**THE TASK:** Reproduce all the material exactly, minus any pictures it holds.

— START EXERCISE INPUT —

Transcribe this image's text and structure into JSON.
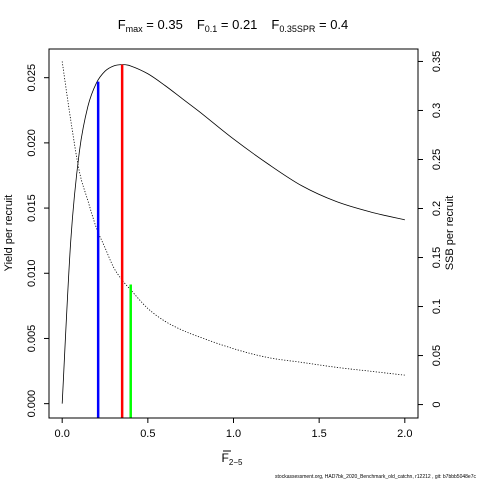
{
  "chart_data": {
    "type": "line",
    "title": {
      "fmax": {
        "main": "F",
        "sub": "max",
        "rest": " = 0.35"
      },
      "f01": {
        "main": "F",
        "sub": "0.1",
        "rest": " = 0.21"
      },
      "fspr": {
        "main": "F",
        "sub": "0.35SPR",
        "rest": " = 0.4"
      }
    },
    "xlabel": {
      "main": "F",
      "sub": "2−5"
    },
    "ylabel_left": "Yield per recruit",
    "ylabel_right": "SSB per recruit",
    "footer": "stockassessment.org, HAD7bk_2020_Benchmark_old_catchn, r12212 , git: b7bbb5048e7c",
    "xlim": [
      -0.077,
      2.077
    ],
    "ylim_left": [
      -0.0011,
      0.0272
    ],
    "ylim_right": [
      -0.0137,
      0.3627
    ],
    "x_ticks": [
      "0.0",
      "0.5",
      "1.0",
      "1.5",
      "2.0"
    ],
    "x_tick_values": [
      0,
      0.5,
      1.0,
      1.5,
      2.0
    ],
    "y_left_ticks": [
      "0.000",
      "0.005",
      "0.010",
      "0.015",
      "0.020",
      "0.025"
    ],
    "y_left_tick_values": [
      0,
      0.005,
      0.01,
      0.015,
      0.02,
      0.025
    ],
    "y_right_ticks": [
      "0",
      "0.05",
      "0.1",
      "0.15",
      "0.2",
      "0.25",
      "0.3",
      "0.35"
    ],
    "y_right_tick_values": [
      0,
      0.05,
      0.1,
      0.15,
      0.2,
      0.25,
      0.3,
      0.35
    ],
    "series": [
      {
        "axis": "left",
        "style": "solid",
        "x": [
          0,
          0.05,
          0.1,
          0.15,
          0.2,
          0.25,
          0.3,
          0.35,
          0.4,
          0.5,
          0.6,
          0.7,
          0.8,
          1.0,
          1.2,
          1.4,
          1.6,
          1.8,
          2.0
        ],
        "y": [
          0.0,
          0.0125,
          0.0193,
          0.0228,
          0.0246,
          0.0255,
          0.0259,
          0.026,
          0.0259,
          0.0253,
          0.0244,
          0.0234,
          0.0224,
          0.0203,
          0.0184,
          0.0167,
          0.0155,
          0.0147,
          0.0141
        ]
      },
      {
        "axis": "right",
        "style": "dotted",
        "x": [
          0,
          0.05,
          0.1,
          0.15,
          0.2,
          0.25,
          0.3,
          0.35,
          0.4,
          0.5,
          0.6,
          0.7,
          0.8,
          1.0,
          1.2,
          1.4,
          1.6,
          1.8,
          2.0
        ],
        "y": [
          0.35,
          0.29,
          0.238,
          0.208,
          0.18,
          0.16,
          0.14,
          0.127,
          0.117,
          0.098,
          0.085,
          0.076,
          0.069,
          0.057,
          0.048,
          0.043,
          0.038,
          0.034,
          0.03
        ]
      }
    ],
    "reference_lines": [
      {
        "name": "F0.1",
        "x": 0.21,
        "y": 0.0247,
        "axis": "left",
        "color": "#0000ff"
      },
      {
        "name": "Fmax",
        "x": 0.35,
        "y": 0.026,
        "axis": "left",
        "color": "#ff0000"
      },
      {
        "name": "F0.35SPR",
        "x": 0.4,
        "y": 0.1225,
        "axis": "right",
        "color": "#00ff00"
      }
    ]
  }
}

— END EXERCISE INPUT —

**REPLY TO THE EXERCISE:**
Transcribe this image's text and structure into JSON.
{
  "chart_data": {
    "type": "line",
    "title": {
      "fmax": {
        "main": "F",
        "sub": "max",
        "rest": " = 0.35"
      },
      "f01": {
        "main": "F",
        "sub": "0.1",
        "rest": " = 0.21"
      },
      "fspr": {
        "main": "F",
        "sub": "0.35SPR",
        "rest": " = 0.4"
      }
    },
    "xlabel": {
      "main": "F",
      "sub": "2−5"
    },
    "ylabel_left": "Yield per recruit",
    "ylabel_right": "SSB per recruit",
    "footer": "stockassessment.org, HAD7bk_2020_Benchmark_old_catchn, r12212 , git: b7bbb5048e7c",
    "xlim": [
      -0.077,
      2.077
    ],
    "ylim_left": [
      -0.0011,
      0.0272
    ],
    "ylim_right": [
      -0.0137,
      0.3627
    ],
    "x_ticks": [
      "0.0",
      "0.5",
      "1.0",
      "1.5",
      "2.0"
    ],
    "x_tick_values": [
      0,
      0.5,
      1.0,
      1.5,
      2.0
    ],
    "y_left_ticks": [
      "0.000",
      "0.005",
      "0.010",
      "0.015",
      "0.020",
      "0.025"
    ],
    "y_left_tick_values": [
      0,
      0.005,
      0.01,
      0.015,
      0.02,
      0.025
    ],
    "y_right_ticks": [
      "0",
      "0.05",
      "0.1",
      "0.15",
      "0.2",
      "0.25",
      "0.3",
      "0.35"
    ],
    "y_right_tick_values": [
      0,
      0.05,
      0.1,
      0.15,
      0.2,
      0.25,
      0.3,
      0.35
    ],
    "series": [
      {
        "axis": "left",
        "style": "solid",
        "x": [
          0,
          0.05,
          0.1,
          0.15,
          0.2,
          0.25,
          0.3,
          0.35,
          0.4,
          0.5,
          0.6,
          0.7,
          0.8,
          1.0,
          1.2,
          1.4,
          1.6,
          1.8,
          2.0
        ],
        "y": [
          0.0,
          0.0125,
          0.0193,
          0.0228,
          0.0246,
          0.0255,
          0.0259,
          0.026,
          0.0259,
          0.0253,
          0.0244,
          0.0234,
          0.0224,
          0.0203,
          0.0184,
          0.0167,
          0.0155,
          0.0147,
          0.0141
        ]
      },
      {
        "axis": "right",
        "style": "dotted",
        "x": [
          0,
          0.05,
          0.1,
          0.15,
          0.2,
          0.25,
          0.3,
          0.35,
          0.4,
          0.5,
          0.6,
          0.7,
          0.8,
          1.0,
          1.2,
          1.4,
          1.6,
          1.8,
          2.0
        ],
        "y": [
          0.35,
          0.29,
          0.238,
          0.208,
          0.18,
          0.16,
          0.14,
          0.127,
          0.117,
          0.098,
          0.085,
          0.076,
          0.069,
          0.057,
          0.048,
          0.043,
          0.038,
          0.034,
          0.03
        ]
      }
    ],
    "reference_lines": [
      {
        "name": "F0.1",
        "x": 0.21,
        "y": 0.0247,
        "axis": "left",
        "color": "#0000ff"
      },
      {
        "name": "Fmax",
        "x": 0.35,
        "y": 0.026,
        "axis": "left",
        "color": "#ff0000"
      },
      {
        "name": "F0.35SPR",
        "x": 0.4,
        "y": 0.1225,
        "axis": "right",
        "color": "#00ff00"
      }
    ]
  }
}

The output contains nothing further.